Prompt
Rewrite these lines as a numbered list, leaving out any blank lines.

Data items:
Begin
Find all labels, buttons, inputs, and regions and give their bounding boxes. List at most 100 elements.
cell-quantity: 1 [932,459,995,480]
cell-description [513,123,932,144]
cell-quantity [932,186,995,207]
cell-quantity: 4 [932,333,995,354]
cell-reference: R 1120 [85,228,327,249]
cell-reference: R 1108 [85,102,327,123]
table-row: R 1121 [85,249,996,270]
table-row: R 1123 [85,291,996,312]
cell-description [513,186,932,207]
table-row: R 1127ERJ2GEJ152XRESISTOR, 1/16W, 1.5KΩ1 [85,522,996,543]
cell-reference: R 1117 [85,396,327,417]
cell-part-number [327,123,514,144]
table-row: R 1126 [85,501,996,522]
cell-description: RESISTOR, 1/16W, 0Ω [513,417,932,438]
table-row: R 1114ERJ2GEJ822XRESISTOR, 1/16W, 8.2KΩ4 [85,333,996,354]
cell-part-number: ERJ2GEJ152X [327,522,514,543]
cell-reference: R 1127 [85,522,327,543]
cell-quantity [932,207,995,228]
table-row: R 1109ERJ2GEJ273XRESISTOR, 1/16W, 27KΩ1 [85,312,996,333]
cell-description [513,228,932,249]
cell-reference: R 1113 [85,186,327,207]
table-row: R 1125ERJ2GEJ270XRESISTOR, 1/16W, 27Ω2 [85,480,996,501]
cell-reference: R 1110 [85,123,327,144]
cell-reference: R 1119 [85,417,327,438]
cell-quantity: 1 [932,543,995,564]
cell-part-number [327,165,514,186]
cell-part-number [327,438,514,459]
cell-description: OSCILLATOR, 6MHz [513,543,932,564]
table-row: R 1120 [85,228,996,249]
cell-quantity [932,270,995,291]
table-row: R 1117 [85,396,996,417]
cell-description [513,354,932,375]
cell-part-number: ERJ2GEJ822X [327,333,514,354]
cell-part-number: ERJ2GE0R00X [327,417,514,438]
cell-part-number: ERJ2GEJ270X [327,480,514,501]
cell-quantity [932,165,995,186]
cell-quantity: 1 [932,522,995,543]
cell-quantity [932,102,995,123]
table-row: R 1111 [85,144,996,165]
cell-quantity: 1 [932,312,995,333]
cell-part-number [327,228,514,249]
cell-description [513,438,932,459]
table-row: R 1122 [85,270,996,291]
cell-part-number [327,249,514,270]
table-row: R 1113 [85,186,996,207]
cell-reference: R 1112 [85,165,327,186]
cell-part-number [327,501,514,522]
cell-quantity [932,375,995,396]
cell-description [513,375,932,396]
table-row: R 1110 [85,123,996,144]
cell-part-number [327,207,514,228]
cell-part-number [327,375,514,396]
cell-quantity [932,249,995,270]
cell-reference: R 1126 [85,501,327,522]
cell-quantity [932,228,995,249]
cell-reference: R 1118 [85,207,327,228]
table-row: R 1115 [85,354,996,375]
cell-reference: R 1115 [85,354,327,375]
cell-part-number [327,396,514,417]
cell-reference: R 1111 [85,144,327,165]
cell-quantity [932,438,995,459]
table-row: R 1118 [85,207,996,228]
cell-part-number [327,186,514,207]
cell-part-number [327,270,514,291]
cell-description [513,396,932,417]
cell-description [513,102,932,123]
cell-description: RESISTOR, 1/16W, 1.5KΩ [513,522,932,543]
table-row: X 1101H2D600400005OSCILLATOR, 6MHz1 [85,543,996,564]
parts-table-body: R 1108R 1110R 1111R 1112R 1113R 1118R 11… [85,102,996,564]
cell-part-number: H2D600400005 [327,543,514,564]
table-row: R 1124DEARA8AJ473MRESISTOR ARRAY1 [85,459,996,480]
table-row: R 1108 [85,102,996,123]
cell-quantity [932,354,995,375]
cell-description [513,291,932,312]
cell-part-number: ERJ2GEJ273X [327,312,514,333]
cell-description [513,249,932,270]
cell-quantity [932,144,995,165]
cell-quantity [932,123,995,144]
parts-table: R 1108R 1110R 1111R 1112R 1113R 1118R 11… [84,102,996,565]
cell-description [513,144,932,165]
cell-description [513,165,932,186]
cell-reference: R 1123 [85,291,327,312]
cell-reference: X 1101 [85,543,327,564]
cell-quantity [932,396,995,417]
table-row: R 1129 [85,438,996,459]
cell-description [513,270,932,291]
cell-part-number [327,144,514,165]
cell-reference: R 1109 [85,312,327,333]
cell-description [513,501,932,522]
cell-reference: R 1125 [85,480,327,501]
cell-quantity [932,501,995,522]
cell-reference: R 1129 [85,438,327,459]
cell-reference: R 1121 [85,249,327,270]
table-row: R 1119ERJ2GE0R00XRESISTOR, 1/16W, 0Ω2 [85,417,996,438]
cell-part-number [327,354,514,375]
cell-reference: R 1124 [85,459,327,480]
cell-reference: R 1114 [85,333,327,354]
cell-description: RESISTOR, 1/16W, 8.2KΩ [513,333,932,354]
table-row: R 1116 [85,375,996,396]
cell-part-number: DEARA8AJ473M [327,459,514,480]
End
Exercise answer
1. Find all labels, buttons, inputs, and regions and give their bounding boxes. List at most 100 elements.
2. cell-quantity: 1 [932,459,995,480]
3. cell-description [513,123,932,144]
4. cell-quantity [932,186,995,207]
5. cell-quantity: 4 [932,333,995,354]
6. cell-reference: R 1120 [85,228,327,249]
7. cell-reference: R 1108 [85,102,327,123]
8. table-row: R 1121 [85,249,996,270]
9. table-row: R 1123 [85,291,996,312]
10. cell-description [513,186,932,207]
11. table-row: R 1127ERJ2GEJ152XRESISTOR, 1/16W, 1.5KΩ1 [85,522,996,543]
12. cell-reference: R 1117 [85,396,327,417]
13. cell-part-number [327,123,514,144]
14. table-row: R 1126 [85,501,996,522]
15. cell-description: RESISTOR, 1/16W, 0Ω [513,417,932,438]
16. table-row: R 1114ERJ2GEJ822XRESISTOR, 1/16W, 8.2KΩ4 [85,333,996,354]
17. cell-part-number: ERJ2GEJ152X [327,522,514,543]
18. cell-reference: R 1127 [85,522,327,543]
19. cell-quantity [932,207,995,228]
20. table-row: R 1109ERJ2GEJ273XRESISTOR, 1/16W, 27KΩ1 [85,312,996,333]
21. cell-description [513,228,932,249]
22. cell-reference: R 1113 [85,186,327,207]
23. table-row: R 1125ERJ2GEJ270XRESISTOR, 1/16W, 27Ω2 [85,480,996,501]
24. cell-reference: R 1110 [85,123,327,144]
25. cell-reference: R 1119 [85,417,327,438]
26. cell-quantity: 1 [932,543,995,564]
27. cell-part-number [327,165,514,186]
28. cell-part-number [327,438,514,459]
29. cell-description: OSCILLATOR, 6MHz [513,543,932,564]
30. table-row: R 1120 [85,228,996,249]
31. cell-quantity [932,270,995,291]
32. table-row: R 1117 [85,396,996,417]
33. cell-description [513,354,932,375]
34. cell-part-number: ERJ2GEJ822X [327,333,514,354]
35. cell-part-number: ERJ2GE0R00X [327,417,514,438]
36. cell-part-number: ERJ2GEJ270X [327,480,514,501]
37. cell-quantity [932,165,995,186]
38. cell-quantity: 1 [932,522,995,543]
39. cell-quantity [932,102,995,123]
40. table-row: R 1111 [85,144,996,165]
41. cell-quantity: 1 [932,312,995,333]
42. cell-part-number [327,228,514,249]
43. cell-description [513,438,932,459]
44. table-row: R 1122 [85,270,996,291]
45. cell-part-number [327,249,514,270]
46. table-row: R 1113 [85,186,996,207]
47. cell-reference: R 1112 [85,165,327,186]
48. cell-part-number [327,501,514,522]
49. cell-quantity [932,375,995,396]
50. cell-description [513,375,932,396]
51. table-row: R 1110 [85,123,996,144]
52. cell-part-number [327,207,514,228]
53. cell-part-number [327,375,514,396]
54. cell-quantity [932,249,995,270]
55. cell-reference: R 1126 [85,501,327,522]
56. cell-quantity [932,228,995,249]
57. cell-reference: R 1118 [85,207,327,228]
58. table-row: R 1115 [85,354,996,375]
59. cell-reference: R 1115 [85,354,327,375]
60. cell-part-number [327,396,514,417]
61. cell-reference: R 1111 [85,144,327,165]
62. cell-quantity [932,438,995,459]
63. table-row: R 1118 [85,207,996,228]
64. cell-part-number [327,186,514,207]
65. cell-part-number [327,270,514,291]
66. cell-description [513,396,932,417]
67. cell-description [513,102,932,123]
68. cell-description: RESISTOR, 1/16W, 1.5KΩ [513,522,932,543]
69. table-row: X 1101H2D600400005OSCILLATOR, 6MHz1 [85,543,996,564]
70. parts-table-body: R 1108R 1110R 1111R 1112R 1113R 1118R 11… [85,102,996,564]
71. cell-part-number: H2D600400005 [327,543,514,564]
72. table-row: R 1124DEARA8AJ473MRESISTOR ARRAY1 [85,459,996,480]
73. table-row: R 1108 [85,102,996,123]
74. cell-quantity [932,354,995,375]
75. cell-description [513,291,932,312]
76. cell-part-number: ERJ2GEJ273X [327,312,514,333]
77. cell-description [513,249,932,270]
78. cell-quantity [932,144,995,165]
79. cell-quantity [932,123,995,144]
80. parts-table: R 1108R 1110R 1111R 1112R 1113R 1118R 11… [84,102,996,565]
81. cell-description [513,144,932,165]
82. cell-description [513,165,932,186]
83. cell-reference: R 1123 [85,291,327,312]
84. cell-reference: X 1101 [85,543,327,564]
85. cell-quantity [932,396,995,417]
86. table-row: R 1129 [85,438,996,459]
87. cell-description [513,270,932,291]
88. cell-part-number [327,144,514,165]
89. cell-reference: R 1109 [85,312,327,333]
90. cell-description [513,501,932,522]
91. cell-reference: R 1125 [85,480,327,501]
92. cell-quantity [932,501,995,522]
93. cell-reference: R 1129 [85,438,327,459]
94. cell-reference: R 1121 [85,249,327,270]
95. table-row: R 1119ERJ2GE0R00XRESISTOR, 1/16W, 0Ω2 [85,417,996,438]
96. cell-part-number [327,354,514,375]
97. cell-reference: R 1124 [85,459,327,480]
98. cell-reference: R 1114 [85,333,327,354]
99. cell-description: RESISTOR, 1/16W, 8.2KΩ [513,333,932,354]
100. table-row: R 1116 [85,375,996,396]
101. cell-part-number: DEARA8AJ473M [327,459,514,480]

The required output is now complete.